§ Work to be completed: Scan the data for "apples" and copy the lines it appears in.
▬▬▬▬▬▬
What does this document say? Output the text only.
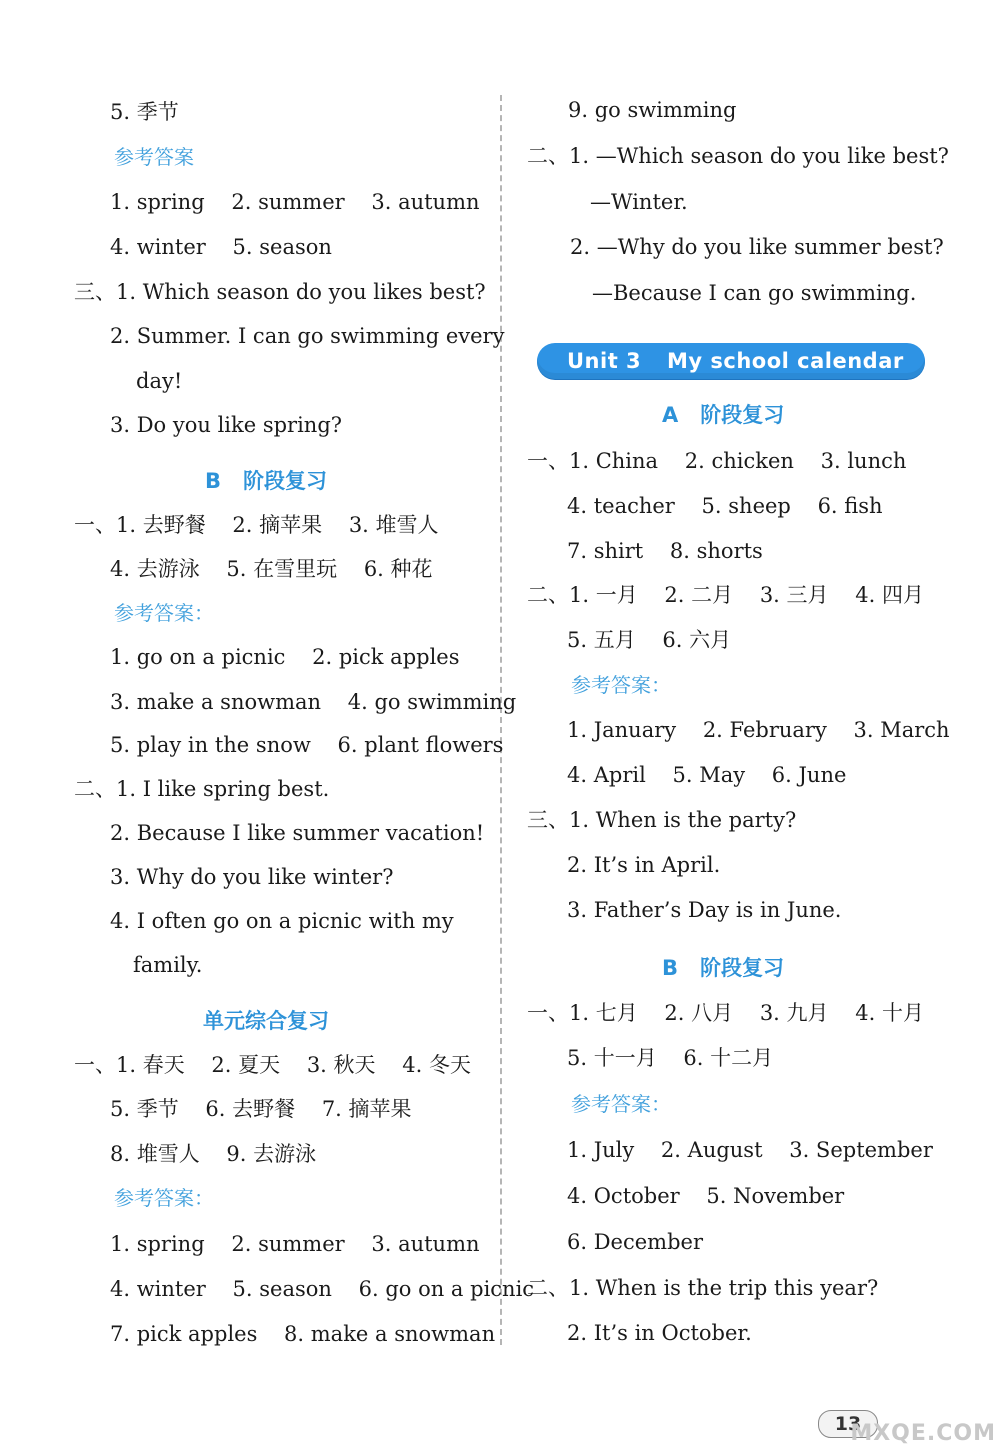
5. 季节
参考答案
1. spring    2. summer    3. autumn
4. winter    5. season
三、1. Which season do you likes best?
2. Summer. I can go swimming every
day!
3. Do you like spring?
一、1. 去野餐    2. 摘苹果    3. 堆雪人
4. 去游泳    5. 在雪里玩    6. 种花
参考答案：
1. go on a picnic    2. pick apples
3. make a snowman    4. go swimming
5. play in the snow    6. plant flowers
二、1. I like spring best.
2. Because I like summer vacation!
3. Why do you like winter?
4. I often go on a picnic with my
family.
一、1. 春天    2. 夏天    3. 秋天    4. 冬天
5. 季节    6. 去野餐    7. 摘苹果
8. 堆雪人    9. 去游泳
参考答案：
1. spring    2. summer    3. autumn
4. winter    5. season    6. go on a picnic
7. pick apples    8. make a snowman
B 阶段复习
单元综合复习
9. go swimming
二、1. —Which season do you like best?
—Winter.
2. —Why do you like summer best?
—Because I can go swimming.
一、1. China    2. chicken    3. lunch
4. teacher    5. sheep    6. fish
7. shirt    8. shorts
二、1. 一月    2. 二月    3. 三月    4. 四月
5. 五月    6. 六月
参考答案：
1. January    2. February    3. March
4. April    5. May    6. June
三、1. When is the party?
2. It’s in April.
3. Father’s Day is in June.
一、1. 七月    2. 八月    3. 九月    4. 十月
5. 十一月    6. 十二月
参考答案：
1. July    2. August    3. September
4. October    5. November
6. December
二、1. When is the trip this year?
2. It’s in October.
A 阶段复习
B 阶段复习
Unit 3 My school calendar
13
MXQE.COM
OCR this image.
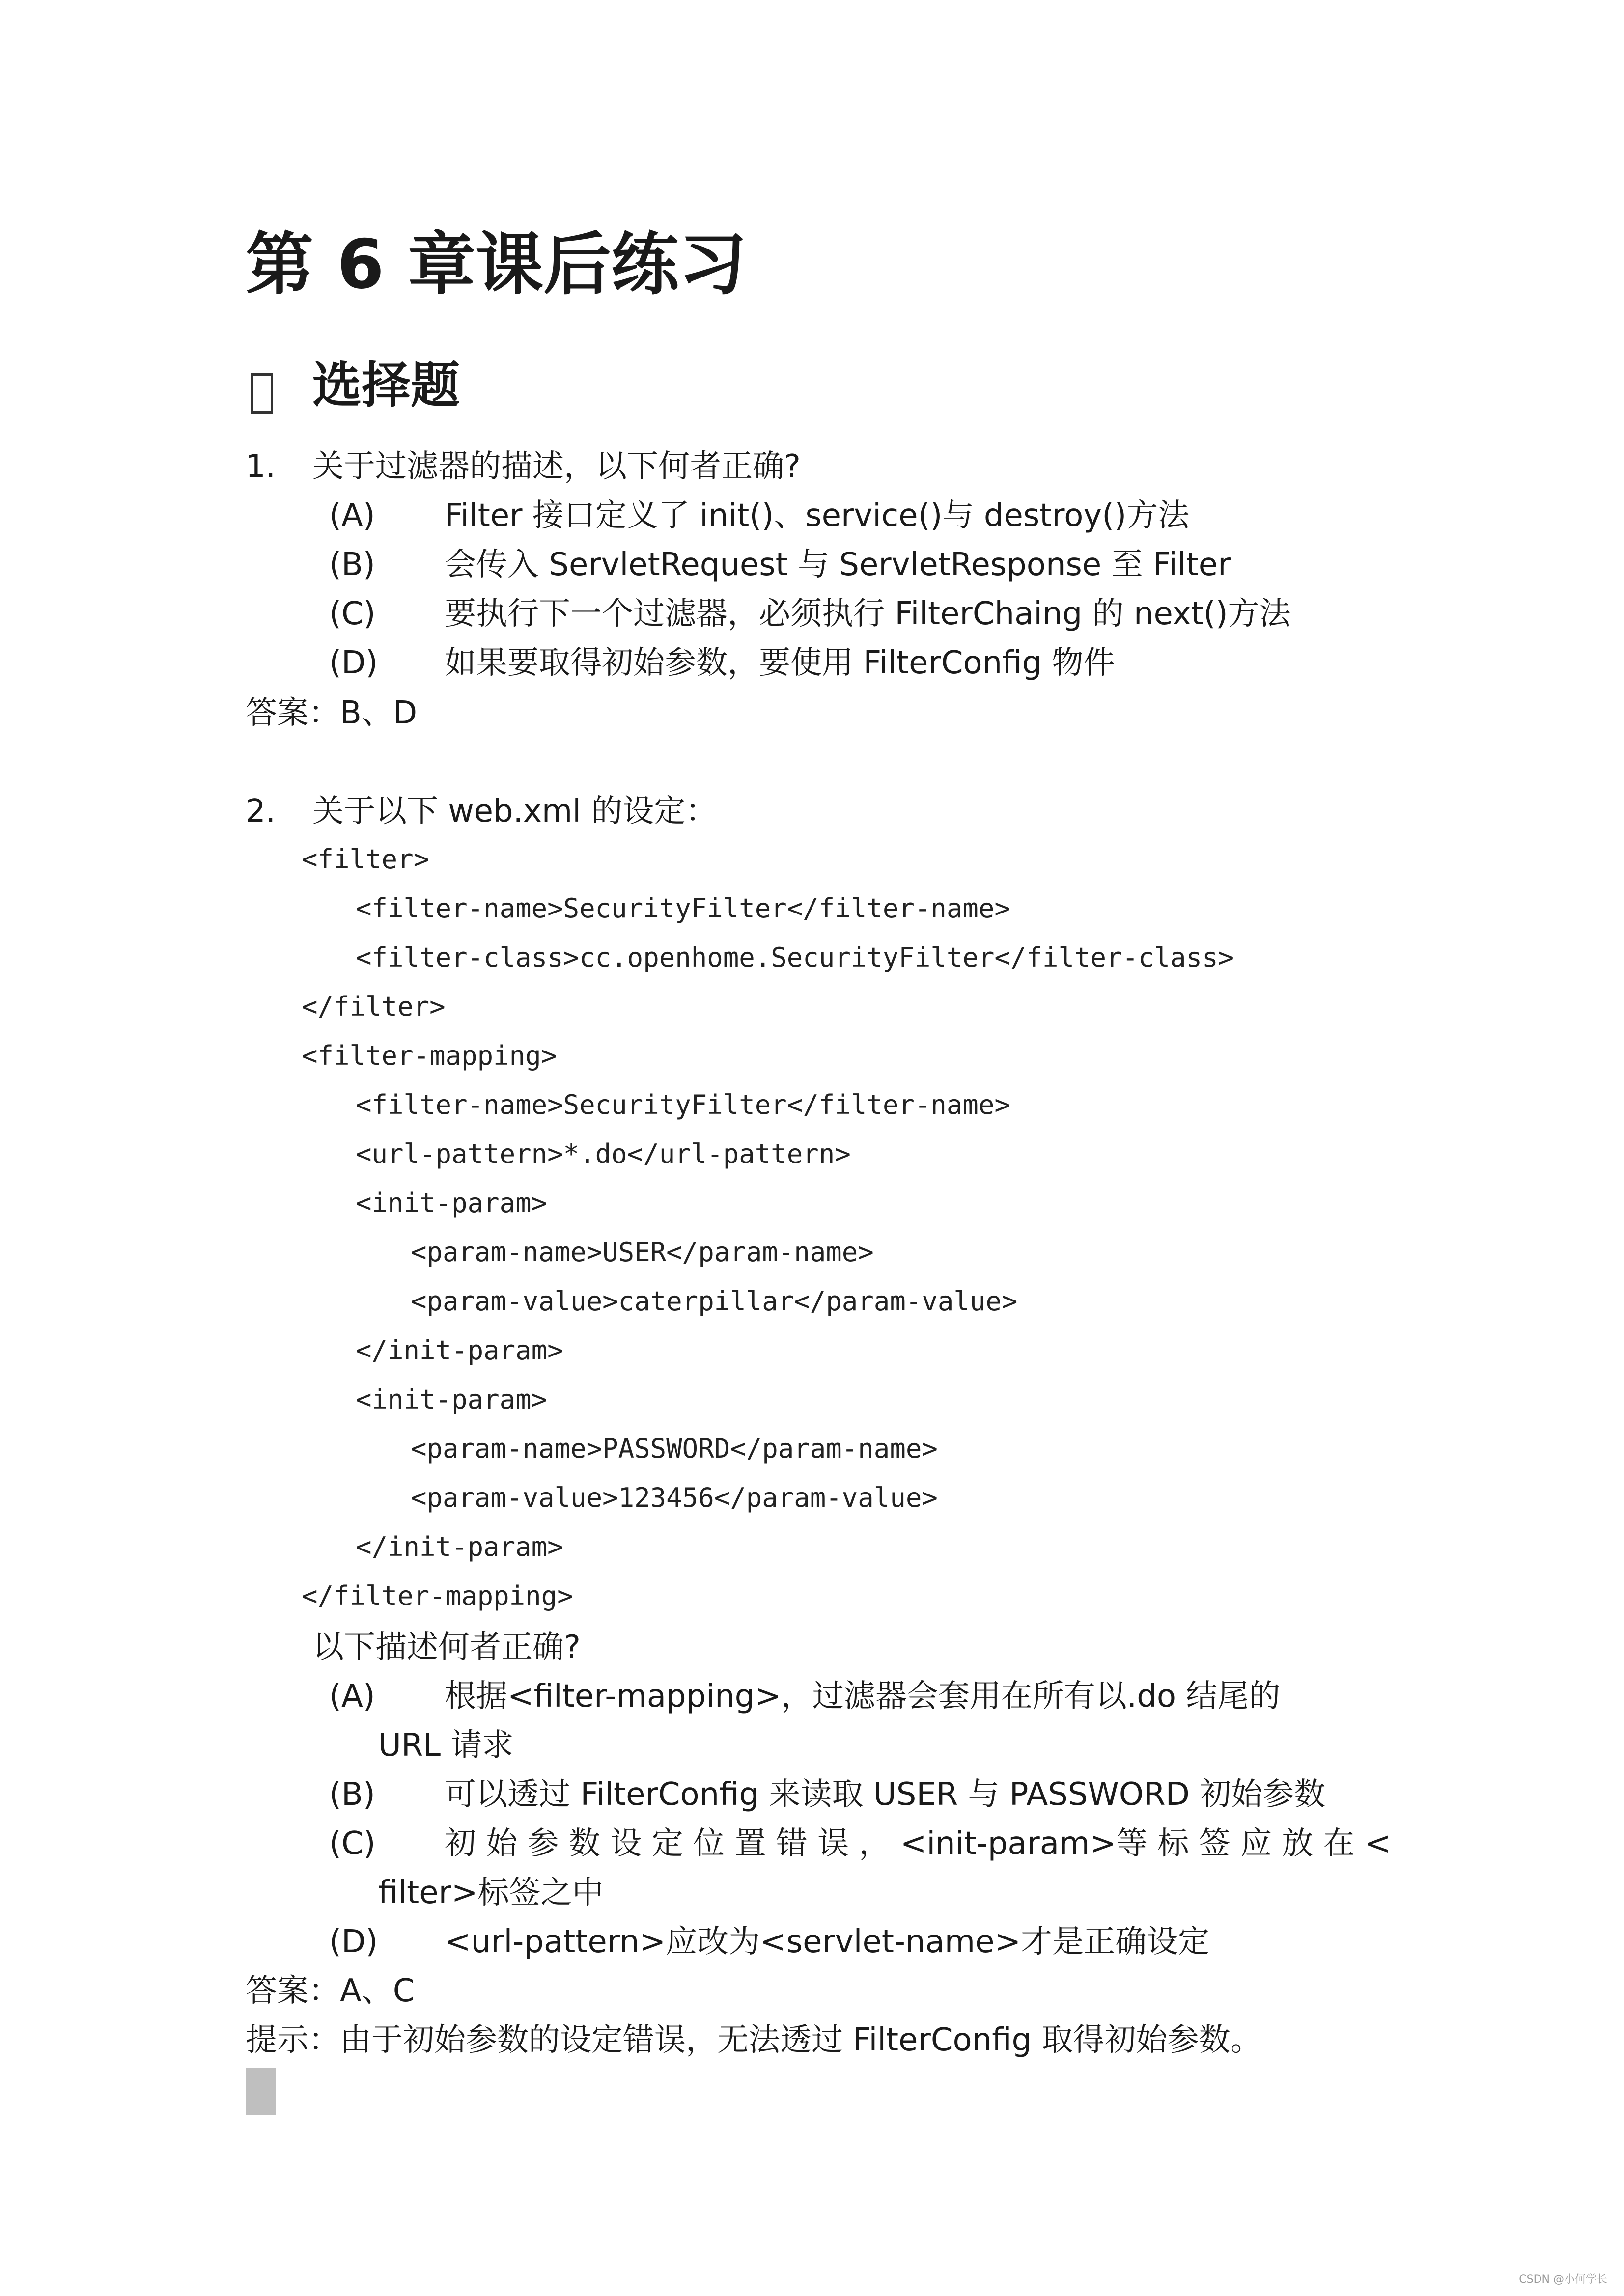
第 6 章课后练习
选择题
1. 关于过滤器的描述，以下何者正确?
(A) Filter 接口定义了 init()、service()与 destroy()方法
(B) 会传入 ServletRequest 与 ServletResponse 至 Filter
(C) 要执行下一个过滤器，必须执行 FilterChaing 的 next()方法
(D) 如果要取得初始参数，要使用 FilterConfig 物件
答案：B、D
2. 关于以下 web.xml 的设定：
<filter>
<filter-name>SecurityFilter</filter-name>
<filter-class>cc.openhome.SecurityFilter</filter-class>
</filter>
<filter-mapping>
<filter-name>SecurityFilter</filter-name>
<url-pattern>*.do</url-pattern>
<init-param>
<param-name>USER</param-name>
<param-value>caterpillar</param-value>
</init-param>
<init-param>
<param-name>PASSWORD</param-name>
<param-value>123456</param-value>
</init-param>
</filter-mapping>
以下描述何者正确?
(A) 根据<filter-mapping>，过滤器会套用在所有以.do 结尾的
URL 请求
(B) 可以透过 FilterConfig 来读取 USER 与 PASSWORD 初始参数
(C) 初 始 参 数 设 定 位 置 错 误 ， <init-param>等 标 签 应 放 在 <
filter>标签之中
(D) <url-pattern>应改为<servlet-name>才是正确设定
答案：A、C
提示：由于初始参数的设定错误，无法透过 FilterConfig 取得初始参数。
CSDN @小何学长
▬▬▬▬▬▬
§ Task output:
1. go on a picnic    2. pick apples
7. pick apples    8. make a snowman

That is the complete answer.